start Exercise data

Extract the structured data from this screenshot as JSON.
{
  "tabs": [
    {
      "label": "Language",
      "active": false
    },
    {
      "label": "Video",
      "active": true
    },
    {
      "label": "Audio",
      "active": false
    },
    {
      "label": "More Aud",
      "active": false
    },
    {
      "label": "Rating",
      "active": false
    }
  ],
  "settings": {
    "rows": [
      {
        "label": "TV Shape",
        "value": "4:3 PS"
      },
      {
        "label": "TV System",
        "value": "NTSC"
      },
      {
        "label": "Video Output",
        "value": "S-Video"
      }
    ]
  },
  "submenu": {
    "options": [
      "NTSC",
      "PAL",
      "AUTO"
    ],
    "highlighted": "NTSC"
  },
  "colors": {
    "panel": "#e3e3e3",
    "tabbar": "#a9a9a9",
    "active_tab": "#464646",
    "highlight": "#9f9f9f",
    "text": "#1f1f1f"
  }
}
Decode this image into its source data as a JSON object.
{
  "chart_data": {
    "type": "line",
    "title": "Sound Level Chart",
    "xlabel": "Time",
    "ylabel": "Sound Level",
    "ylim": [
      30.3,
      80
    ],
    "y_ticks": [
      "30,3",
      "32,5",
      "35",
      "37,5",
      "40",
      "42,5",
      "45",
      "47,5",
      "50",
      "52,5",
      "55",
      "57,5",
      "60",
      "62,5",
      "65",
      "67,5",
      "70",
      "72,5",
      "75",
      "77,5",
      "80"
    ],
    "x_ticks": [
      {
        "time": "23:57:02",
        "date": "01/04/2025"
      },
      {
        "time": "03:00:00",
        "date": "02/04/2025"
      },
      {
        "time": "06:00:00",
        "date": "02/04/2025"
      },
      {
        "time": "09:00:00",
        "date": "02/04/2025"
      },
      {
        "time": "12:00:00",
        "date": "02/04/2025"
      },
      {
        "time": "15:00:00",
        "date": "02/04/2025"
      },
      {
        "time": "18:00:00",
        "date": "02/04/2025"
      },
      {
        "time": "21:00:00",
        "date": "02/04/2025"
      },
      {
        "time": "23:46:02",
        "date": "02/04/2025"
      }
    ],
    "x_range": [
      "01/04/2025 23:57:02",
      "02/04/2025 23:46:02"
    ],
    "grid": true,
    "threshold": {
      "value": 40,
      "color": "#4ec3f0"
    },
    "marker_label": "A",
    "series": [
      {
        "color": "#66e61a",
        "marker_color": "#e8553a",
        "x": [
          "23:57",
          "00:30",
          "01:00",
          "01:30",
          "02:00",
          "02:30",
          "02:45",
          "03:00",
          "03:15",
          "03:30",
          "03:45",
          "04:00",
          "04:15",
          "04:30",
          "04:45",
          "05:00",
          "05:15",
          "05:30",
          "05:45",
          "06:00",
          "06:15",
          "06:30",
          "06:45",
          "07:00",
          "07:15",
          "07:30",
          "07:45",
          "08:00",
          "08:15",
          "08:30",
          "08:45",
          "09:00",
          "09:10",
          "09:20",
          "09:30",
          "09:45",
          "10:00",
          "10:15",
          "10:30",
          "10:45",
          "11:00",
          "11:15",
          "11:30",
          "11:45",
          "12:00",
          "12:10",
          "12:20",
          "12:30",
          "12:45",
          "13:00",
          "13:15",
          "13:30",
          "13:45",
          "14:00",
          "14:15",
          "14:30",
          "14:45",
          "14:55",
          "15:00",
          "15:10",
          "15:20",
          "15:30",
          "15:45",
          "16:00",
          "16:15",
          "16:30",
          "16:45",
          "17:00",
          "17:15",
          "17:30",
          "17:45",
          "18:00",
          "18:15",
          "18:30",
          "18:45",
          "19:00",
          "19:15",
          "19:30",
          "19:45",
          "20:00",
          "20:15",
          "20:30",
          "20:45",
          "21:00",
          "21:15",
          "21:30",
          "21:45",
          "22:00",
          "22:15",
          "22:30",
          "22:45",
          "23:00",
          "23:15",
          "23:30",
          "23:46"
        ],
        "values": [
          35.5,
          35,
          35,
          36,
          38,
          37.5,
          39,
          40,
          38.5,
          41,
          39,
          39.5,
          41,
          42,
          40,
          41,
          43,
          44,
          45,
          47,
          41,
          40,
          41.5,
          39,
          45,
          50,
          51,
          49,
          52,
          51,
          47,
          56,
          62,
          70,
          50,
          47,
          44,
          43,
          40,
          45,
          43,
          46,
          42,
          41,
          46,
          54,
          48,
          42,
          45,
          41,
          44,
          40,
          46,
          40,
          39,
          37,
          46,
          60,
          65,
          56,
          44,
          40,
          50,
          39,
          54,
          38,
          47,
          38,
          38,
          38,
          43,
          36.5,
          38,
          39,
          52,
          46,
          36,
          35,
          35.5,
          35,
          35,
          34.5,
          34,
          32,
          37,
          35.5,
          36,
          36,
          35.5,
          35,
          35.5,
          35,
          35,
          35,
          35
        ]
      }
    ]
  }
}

end Exercise data

■ Given task
Return every record, word for word.

■ Exercise result
Extract the structured data from this screenshot as JSON.
{
  "tabs": [
    {
      "label": "Language",
      "active": false
    },
    {
      "label": "Video",
      "active": true
    },
    {
      "label": "Audio",
      "active": false
    },
    {
      "label": "More Aud",
      "active": false
    },
    {
      "label": "Rating",
      "active": false
    }
  ],
  "settings": {
    "rows": [
      {
        "label": "TV Shape",
        "value": "4:3 PS"
      },
      {
        "label": "TV System",
        "value": "NTSC"
      },
      {
        "label": "Video Output",
        "value": "S-Video"
      }
    ]
  },
  "submenu": {
    "options": [
      "NTSC",
      "PAL",
      "AUTO"
    ],
    "highlighted": "NTSC"
  },
  "colors": {
    "panel": "#e3e3e3",
    "tabbar": "#a9a9a9",
    "active_tab": "#464646",
    "highlight": "#9f9f9f",
    "text": "#1f1f1f"
  }
}
Decode this image into its source data as a JSON object.
{
  "chart_data": {
    "type": "line",
    "title": "Sound Level Chart",
    "xlabel": "Time",
    "ylabel": "Sound Level",
    "ylim": [
      30.3,
      80
    ],
    "y_ticks": [
      "30,3",
      "32,5",
      "35",
      "37,5",
      "40",
      "42,5",
      "45",
      "47,5",
      "50",
      "52,5",
      "55",
      "57,5",
      "60",
      "62,5",
      "65",
      "67,5",
      "70",
      "72,5",
      "75",
      "77,5",
      "80"
    ],
    "x_ticks": [
      {
        "time": "23:57:02",
        "date": "01/04/2025"
      },
      {
        "time": "03:00:00",
        "date": "02/04/2025"
      },
      {
        "time": "06:00:00",
        "date": "02/04/2025"
      },
      {
        "time": "09:00:00",
        "date": "02/04/2025"
      },
      {
        "time": "12:00:00",
        "date": "02/04/2025"
      },
      {
        "time": "15:00:00",
        "date": "02/04/2025"
      },
      {
        "time": "18:00:00",
        "date": "02/04/2025"
      },
      {
        "time": "21:00:00",
        "date": "02/04/2025"
      },
      {
        "time": "23:46:02",
        "date": "02/04/2025"
      }
    ],
    "x_range": [
      "01/04/2025 23:57:02",
      "02/04/2025 23:46:02"
    ],
    "grid": true,
    "threshold": {
      "value": 40,
      "color": "#4ec3f0"
    },
    "marker_label": "A",
    "series": [
      {
        "color": "#66e61a",
        "marker_color": "#e8553a",
        "x": [
          "23:57",
          "00:30",
          "01:00",
          "01:30",
          "02:00",
          "02:30",
          "02:45",
          "03:00",
          "03:15",
          "03:30",
          "03:45",
          "04:00",
          "04:15",
          "04:30",
          "04:45",
          "05:00",
          "05:15",
          "05:30",
          "05:45",
          "06:00",
          "06:15",
          "06:30",
          "06:45",
          "07:00",
          "07:15",
          "07:30",
          "07:45",
          "08:00",
          "08:15",
          "08:30",
          "08:45",
          "09:00",
          "09:10",
          "09:20",
          "09:30",
          "09:45",
          "10:00",
          "10:15",
          "10:30",
          "10:45",
          "11:00",
          "11:15",
          "11:30",
          "11:45",
          "12:00",
          "12:10",
          "12:20",
          "12:30",
          "12:45",
          "13:00",
          "13:15",
          "13:30",
          "13:45",
          "14:00",
          "14:15",
          "14:30",
          "14:45",
          "14:55",
          "15:00",
          "15:10",
          "15:20",
          "15:30",
          "15:45",
          "16:00",
          "16:15",
          "16:30",
          "16:45",
          "17:00",
          "17:15",
          "17:30",
          "17:45",
          "18:00",
          "18:15",
          "18:30",
          "18:45",
          "19:00",
          "19:15",
          "19:30",
          "19:45",
          "20:00",
          "20:15",
          "20:30",
          "20:45",
          "21:00",
          "21:15",
          "21:30",
          "21:45",
          "22:00",
          "22:15",
          "22:30",
          "22:45",
          "23:00",
          "23:15",
          "23:30",
          "23:46"
        ],
        "values": [
          35.5,
          35,
          35,
          36,
          38,
          37.5,
          39,
          40,
          38.5,
          41,
          39,
          39.5,
          41,
          42,
          40,
          41,
          43,
          44,
          45,
          47,
          41,
          40,
          41.5,
          39,
          45,
          50,
          51,
          49,
          52,
          51,
          47,
          56,
          62,
          70,
          50,
          47,
          44,
          43,
          40,
          45,
          43,
          46,
          42,
          41,
          46,
          54,
          48,
          42,
          45,
          41,
          44,
          40,
          46,
          40,
          39,
          37,
          46,
          60,
          65,
          56,
          44,
          40,
          50,
          39,
          54,
          38,
          47,
          38,
          38,
          38,
          43,
          36.5,
          38,
          39,
          52,
          46,
          36,
          35,
          35.5,
          35,
          35,
          34.5,
          34,
          32,
          37,
          35.5,
          36,
          36,
          35.5,
          35,
          35.5,
          35,
          35,
          35,
          35
        ]
      }
    ]
  }
}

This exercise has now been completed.